*Instructions to follow*:
Produce a word-for-word copy of the listing below without its pictures.

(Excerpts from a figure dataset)
(begin)

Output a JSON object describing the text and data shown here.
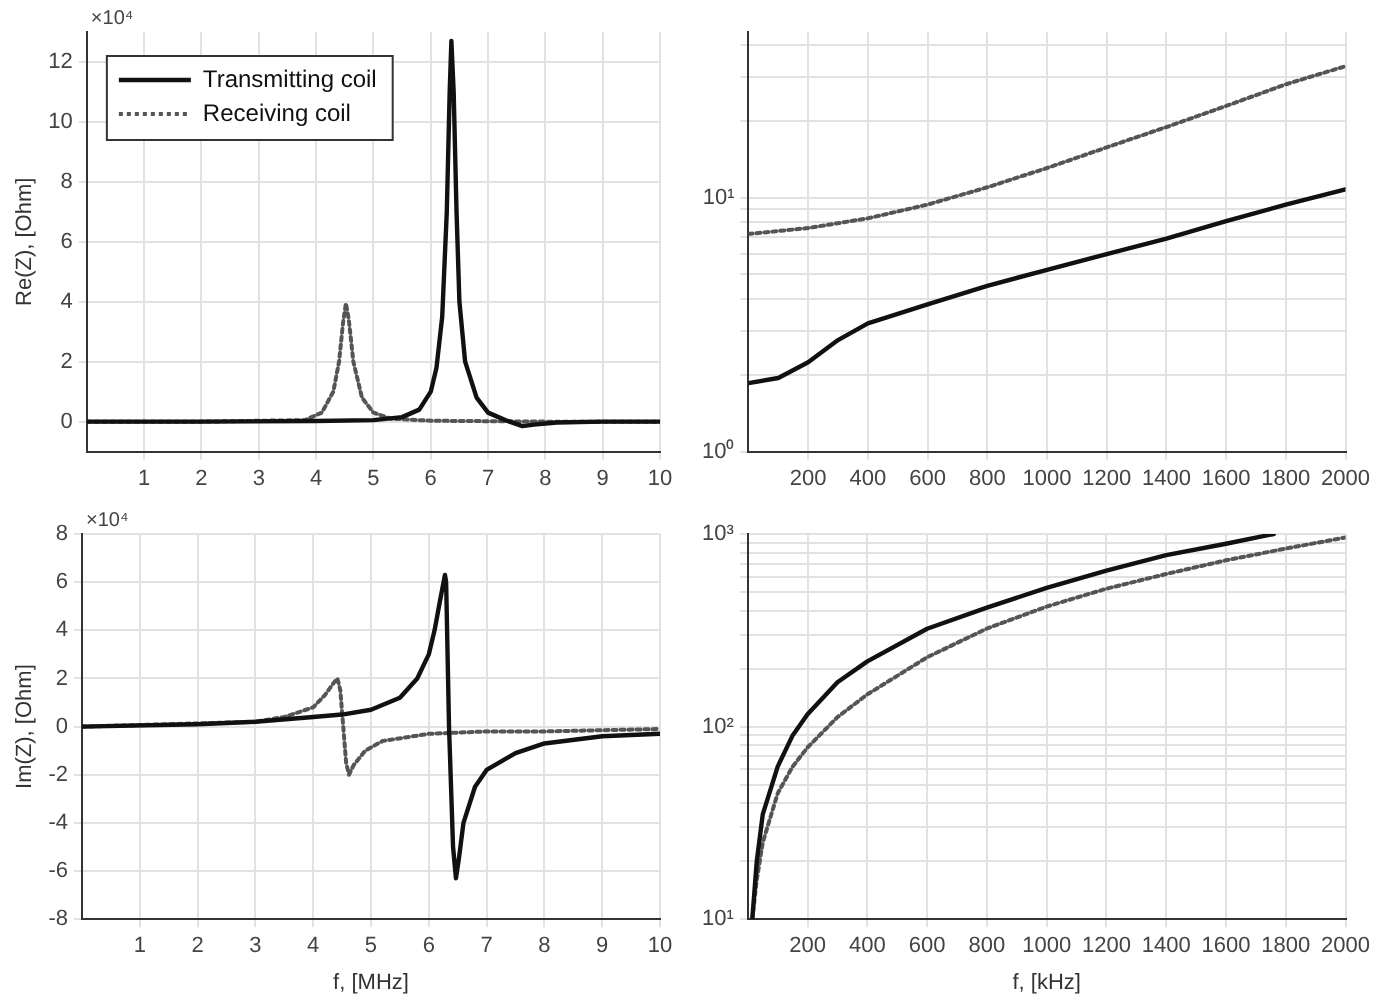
{
  "chart_data": [
    {
      "type": "line",
      "ylabel": "Re(Z), [Ohm]",
      "annotations": [
        "×10⁴"
      ],
      "xlim": [
        0,
        10
      ],
      "xticks": [
        1,
        2,
        3,
        4,
        5,
        6,
        7,
        8,
        9,
        10
      ],
      "ylim": [
        -1,
        13
      ],
      "yticks": [
        0,
        2,
        4,
        6,
        8,
        10,
        12
      ],
      "grid": true,
      "legend": "top left",
      "series": [
        {
          "name": "Transmitting coil",
          "color": "#111111",
          "line_style": "solid",
          "x": [
            0,
            2,
            4,
            5,
            5.5,
            5.8,
            6.0,
            6.1,
            6.2,
            6.28,
            6.33,
            6.36,
            6.4,
            6.45,
            6.5,
            6.6,
            6.8,
            7.0,
            7.3,
            7.6,
            7.8,
            8.2,
            9,
            10
          ],
          "values": [
            0,
            0,
            0.02,
            0.05,
            0.15,
            0.4,
            1.0,
            1.8,
            3.5,
            7,
            11,
            12.7,
            11,
            7,
            4,
            2,
            0.8,
            0.3,
            0.05,
            -0.15,
            -0.1,
            -0.03,
            0,
            0
          ]
        },
        {
          "name": "Receiving coil",
          "color": "#555555",
          "line_style": "dotted",
          "x": [
            0,
            2,
            3.8,
            4.1,
            4.3,
            4.4,
            4.47,
            4.52,
            4.57,
            4.65,
            4.8,
            5.0,
            5.3,
            6,
            8,
            10
          ],
          "values": [
            0,
            0,
            0.05,
            0.3,
            1,
            2,
            3.3,
            3.95,
            3.4,
            2,
            0.8,
            0.3,
            0.1,
            0.03,
            0,
            0
          ]
        }
      ]
    },
    {
      "type": "line",
      "log": true,
      "xlim": [
        0,
        2000
      ],
      "xticks": [
        200,
        400,
        600,
        800,
        1000,
        1200,
        1400,
        1600,
        1800,
        2000
      ],
      "ylim": [
        1,
        45
      ],
      "yticks": [
        {
          "value": 1,
          "label": "10⁰"
        },
        {
          "value": 2,
          "label": null
        },
        {
          "value": 3,
          "label": null
        },
        {
          "value": 4,
          "label": null
        },
        {
          "value": 5,
          "label": null
        },
        {
          "value": 6,
          "label": null
        },
        {
          "value": 7,
          "label": null
        },
        {
          "value": 8,
          "label": null
        },
        {
          "value": 9,
          "label": null
        },
        {
          "value": 10,
          "label": "10¹"
        },
        {
          "value": 20,
          "label": null
        },
        {
          "value": 30,
          "label": null
        },
        {
          "value": 40,
          "label": null
        }
      ],
      "grid": true,
      "series": [
        {
          "color": "#111111",
          "line_style": "solid",
          "x": [
            0,
            100,
            200,
            300,
            400,
            600,
            800,
            1000,
            1200,
            1400,
            1600,
            1800,
            2000
          ],
          "values": [
            1.86,
            1.95,
            2.25,
            2.75,
            3.2,
            3.8,
            4.5,
            5.2,
            6.0,
            6.9,
            8.1,
            9.4,
            10.8
          ]
        },
        {
          "color": "#555555",
          "line_style": "dotted",
          "x": [
            0,
            200,
            400,
            600,
            800,
            1000,
            1200,
            1400,
            1600,
            1800,
            2000
          ],
          "values": [
            7.2,
            7.6,
            8.3,
            9.4,
            11,
            13.1,
            15.8,
            19,
            23,
            28,
            33
          ]
        }
      ]
    },
    {
      "type": "line",
      "ylabel": "Im(Z), [Ohm]",
      "xlabel": "f, [MHz]",
      "annotations": [
        "×10⁴"
      ],
      "xlim": [
        0,
        10
      ],
      "xticks": [
        1,
        2,
        3,
        4,
        5,
        6,
        7,
        8,
        9,
        10
      ],
      "ylim": [
        -8,
        8
      ],
      "yticks": [
        -8,
        -6,
        -4,
        -2,
        0,
        2,
        4,
        6,
        8
      ],
      "grid": true,
      "series": [
        {
          "color": "#111111",
          "line_style": "solid",
          "x": [
            0,
            2,
            3,
            4,
            4.5,
            5,
            5.5,
            5.8,
            6.0,
            6.1,
            6.2,
            6.28,
            6.3,
            6.35,
            6.42,
            6.47,
            6.52,
            6.6,
            6.8,
            7,
            7.5,
            8,
            9,
            10
          ],
          "values": [
            0,
            0.1,
            0.2,
            0.4,
            0.5,
            0.7,
            1.2,
            2,
            3,
            4,
            5.3,
            6.3,
            6.0,
            0,
            -5,
            -6.3,
            -5.5,
            -4,
            -2.5,
            -1.8,
            -1.1,
            -0.7,
            -0.4,
            -0.3
          ]
        },
        {
          "color": "#555555",
          "line_style": "dotted",
          "x": [
            0,
            3,
            3.5,
            4,
            4.2,
            4.35,
            4.42,
            4.47,
            4.52,
            4.57,
            4.62,
            4.7,
            4.9,
            5.2,
            6,
            7,
            8,
            10
          ],
          "values": [
            0,
            0.2,
            0.4,
            0.8,
            1.3,
            1.8,
            2.0,
            1.5,
            0,
            -1.5,
            -2.0,
            -1.6,
            -1,
            -0.6,
            -0.3,
            -0.2,
            -0.2,
            -0.1
          ]
        }
      ]
    },
    {
      "type": "line",
      "log": true,
      "xlabel": "f, [kHz]",
      "xlim": [
        0,
        2000
      ],
      "xticks": [
        200,
        400,
        600,
        800,
        1000,
        1200,
        1400,
        1600,
        1800,
        2000
      ],
      "ylim": [
        10,
        1000
      ],
      "yticks": [
        {
          "value": 10,
          "label": "10¹"
        },
        {
          "value": 20,
          "label": null
        },
        {
          "value": 30,
          "label": null
        },
        {
          "value": 40,
          "label": null
        },
        {
          "value": 50,
          "label": null
        },
        {
          "value": 60,
          "label": null
        },
        {
          "value": 70,
          "label": null
        },
        {
          "value": 80,
          "label": null
        },
        {
          "value": 90,
          "label": null
        },
        {
          "value": 100,
          "label": "10²"
        },
        {
          "value": 200,
          "label": null
        },
        {
          "value": 300,
          "label": null
        },
        {
          "value": 400,
          "label": null
        },
        {
          "value": 500,
          "label": null
        },
        {
          "value": 600,
          "label": null
        },
        {
          "value": 700,
          "label": null
        },
        {
          "value": 800,
          "label": null
        },
        {
          "value": 900,
          "label": null
        },
        {
          "value": 1000,
          "label": "10³"
        }
      ],
      "grid": true,
      "series": [
        {
          "color": "#111111",
          "line_style": "solid",
          "x": [
            15,
            30,
            50,
            100,
            150,
            200,
            300,
            400,
            600,
            800,
            1000,
            1200,
            1400,
            1600,
            1760
          ],
          "values": [
            10,
            20,
            35,
            62,
            90,
            116,
            170,
            218,
            322,
            415,
            525,
            645,
            776,
            890,
            1000
          ]
        },
        {
          "color": "#555555",
          "line_style": "dotted",
          "x": [
            15,
            30,
            50,
            100,
            150,
            200,
            300,
            400,
            600,
            800,
            1000,
            1200,
            1400,
            1600,
            1800,
            2000
          ],
          "values": [
            10,
            16,
            25,
            45,
            62,
            78,
            112,
            147,
            229,
            323,
            420,
            520,
            620,
            730,
            840,
            960
          ]
        }
      ]
    }
  ]
}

(end)

*Answer below*:
Output a JSON object describing the text and data shown here.
{
  "chart_data": [
    {
      "type": "line",
      "ylabel": "Re(Z), [Ohm]",
      "annotations": [
        "×10⁴"
      ],
      "xlim": [
        0,
        10
      ],
      "xticks": [
        1,
        2,
        3,
        4,
        5,
        6,
        7,
        8,
        9,
        10
      ],
      "ylim": [
        -1,
        13
      ],
      "yticks": [
        0,
        2,
        4,
        6,
        8,
        10,
        12
      ],
      "grid": true,
      "legend": "top left",
      "series": [
        {
          "name": "Transmitting coil",
          "color": "#111111",
          "line_style": "solid",
          "x": [
            0,
            2,
            4,
            5,
            5.5,
            5.8,
            6.0,
            6.1,
            6.2,
            6.28,
            6.33,
            6.36,
            6.4,
            6.45,
            6.5,
            6.6,
            6.8,
            7.0,
            7.3,
            7.6,
            7.8,
            8.2,
            9,
            10
          ],
          "values": [
            0,
            0,
            0.02,
            0.05,
            0.15,
            0.4,
            1.0,
            1.8,
            3.5,
            7,
            11,
            12.7,
            11,
            7,
            4,
            2,
            0.8,
            0.3,
            0.05,
            -0.15,
            -0.1,
            -0.03,
            0,
            0
          ]
        },
        {
          "name": "Receiving coil",
          "color": "#555555",
          "line_style": "dotted",
          "x": [
            0,
            2,
            3.8,
            4.1,
            4.3,
            4.4,
            4.47,
            4.52,
            4.57,
            4.65,
            4.8,
            5.0,
            5.3,
            6,
            8,
            10
          ],
          "values": [
            0,
            0,
            0.05,
            0.3,
            1,
            2,
            3.3,
            3.95,
            3.4,
            2,
            0.8,
            0.3,
            0.1,
            0.03,
            0,
            0
          ]
        }
      ]
    },
    {
      "type": "line",
      "log": true,
      "xlim": [
        0,
        2000
      ],
      "xticks": [
        200,
        400,
        600,
        800,
        1000,
        1200,
        1400,
        1600,
        1800,
        2000
      ],
      "ylim": [
        1,
        45
      ],
      "yticks": [
        {
          "value": 1,
          "label": "10⁰"
        },
        {
          "value": 2,
          "label": null
        },
        {
          "value": 3,
          "label": null
        },
        {
          "value": 4,
          "label": null
        },
        {
          "value": 5,
          "label": null
        },
        {
          "value": 6,
          "label": null
        },
        {
          "value": 7,
          "label": null
        },
        {
          "value": 8,
          "label": null
        },
        {
          "value": 9,
          "label": null
        },
        {
          "value": 10,
          "label": "10¹"
        },
        {
          "value": 20,
          "label": null
        },
        {
          "value": 30,
          "label": null
        },
        {
          "value": 40,
          "label": null
        }
      ],
      "grid": true,
      "series": [
        {
          "color": "#111111",
          "line_style": "solid",
          "x": [
            0,
            100,
            200,
            300,
            400,
            600,
            800,
            1000,
            1200,
            1400,
            1600,
            1800,
            2000
          ],
          "values": [
            1.86,
            1.95,
            2.25,
            2.75,
            3.2,
            3.8,
            4.5,
            5.2,
            6.0,
            6.9,
            8.1,
            9.4,
            10.8
          ]
        },
        {
          "color": "#555555",
          "line_style": "dotted",
          "x": [
            0,
            200,
            400,
            600,
            800,
            1000,
            1200,
            1400,
            1600,
            1800,
            2000
          ],
          "values": [
            7.2,
            7.6,
            8.3,
            9.4,
            11,
            13.1,
            15.8,
            19,
            23,
            28,
            33
          ]
        }
      ]
    },
    {
      "type": "line",
      "ylabel": "Im(Z), [Ohm]",
      "xlabel": "f, [MHz]",
      "annotations": [
        "×10⁴"
      ],
      "xlim": [
        0,
        10
      ],
      "xticks": [
        1,
        2,
        3,
        4,
        5,
        6,
        7,
        8,
        9,
        10
      ],
      "ylim": [
        -8,
        8
      ],
      "yticks": [
        -8,
        -6,
        -4,
        -2,
        0,
        2,
        4,
        6,
        8
      ],
      "grid": true,
      "series": [
        {
          "color": "#111111",
          "line_style": "solid",
          "x": [
            0,
            2,
            3,
            4,
            4.5,
            5,
            5.5,
            5.8,
            6.0,
            6.1,
            6.2,
            6.28,
            6.3,
            6.35,
            6.42,
            6.47,
            6.52,
            6.6,
            6.8,
            7,
            7.5,
            8,
            9,
            10
          ],
          "values": [
            0,
            0.1,
            0.2,
            0.4,
            0.5,
            0.7,
            1.2,
            2,
            3,
            4,
            5.3,
            6.3,
            6.0,
            0,
            -5,
            -6.3,
            -5.5,
            -4,
            -2.5,
            -1.8,
            -1.1,
            -0.7,
            -0.4,
            -0.3
          ]
        },
        {
          "color": "#555555",
          "line_style": "dotted",
          "x": [
            0,
            3,
            3.5,
            4,
            4.2,
            4.35,
            4.42,
            4.47,
            4.52,
            4.57,
            4.62,
            4.7,
            4.9,
            5.2,
            6,
            7,
            8,
            10
          ],
          "values": [
            0,
            0.2,
            0.4,
            0.8,
            1.3,
            1.8,
            2.0,
            1.5,
            0,
            -1.5,
            -2.0,
            -1.6,
            -1,
            -0.6,
            -0.3,
            -0.2,
            -0.2,
            -0.1
          ]
        }
      ]
    },
    {
      "type": "line",
      "log": true,
      "xlabel": "f, [kHz]",
      "xlim": [
        0,
        2000
      ],
      "xticks": [
        200,
        400,
        600,
        800,
        1000,
        1200,
        1400,
        1600,
        1800,
        2000
      ],
      "ylim": [
        10,
        1000
      ],
      "yticks": [
        {
          "value": 10,
          "label": "10¹"
        },
        {
          "value": 20,
          "label": null
        },
        {
          "value": 30,
          "label": null
        },
        {
          "value": 40,
          "label": null
        },
        {
          "value": 50,
          "label": null
        },
        {
          "value": 60,
          "label": null
        },
        {
          "value": 70,
          "label": null
        },
        {
          "value": 80,
          "label": null
        },
        {
          "value": 90,
          "label": null
        },
        {
          "value": 100,
          "label": "10²"
        },
        {
          "value": 200,
          "label": null
        },
        {
          "value": 300,
          "label": null
        },
        {
          "value": 400,
          "label": null
        },
        {
          "value": 500,
          "label": null
        },
        {
          "value": 600,
          "label": null
        },
        {
          "value": 700,
          "label": null
        },
        {
          "value": 800,
          "label": null
        },
        {
          "value": 900,
          "label": null
        },
        {
          "value": 1000,
          "label": "10³"
        }
      ],
      "grid": true,
      "series": [
        {
          "color": "#111111",
          "line_style": "solid",
          "x": [
            15,
            30,
            50,
            100,
            150,
            200,
            300,
            400,
            600,
            800,
            1000,
            1200,
            1400,
            1600,
            1760
          ],
          "values": [
            10,
            20,
            35,
            62,
            90,
            116,
            170,
            218,
            322,
            415,
            525,
            645,
            776,
            890,
            1000
          ]
        },
        {
          "color": "#555555",
          "line_style": "dotted",
          "x": [
            15,
            30,
            50,
            100,
            150,
            200,
            300,
            400,
            600,
            800,
            1000,
            1200,
            1400,
            1600,
            1800,
            2000
          ],
          "values": [
            10,
            16,
            25,
            45,
            62,
            78,
            112,
            147,
            229,
            323,
            420,
            520,
            620,
            730,
            840,
            960
          ]
        }
      ]
    }
  ]
}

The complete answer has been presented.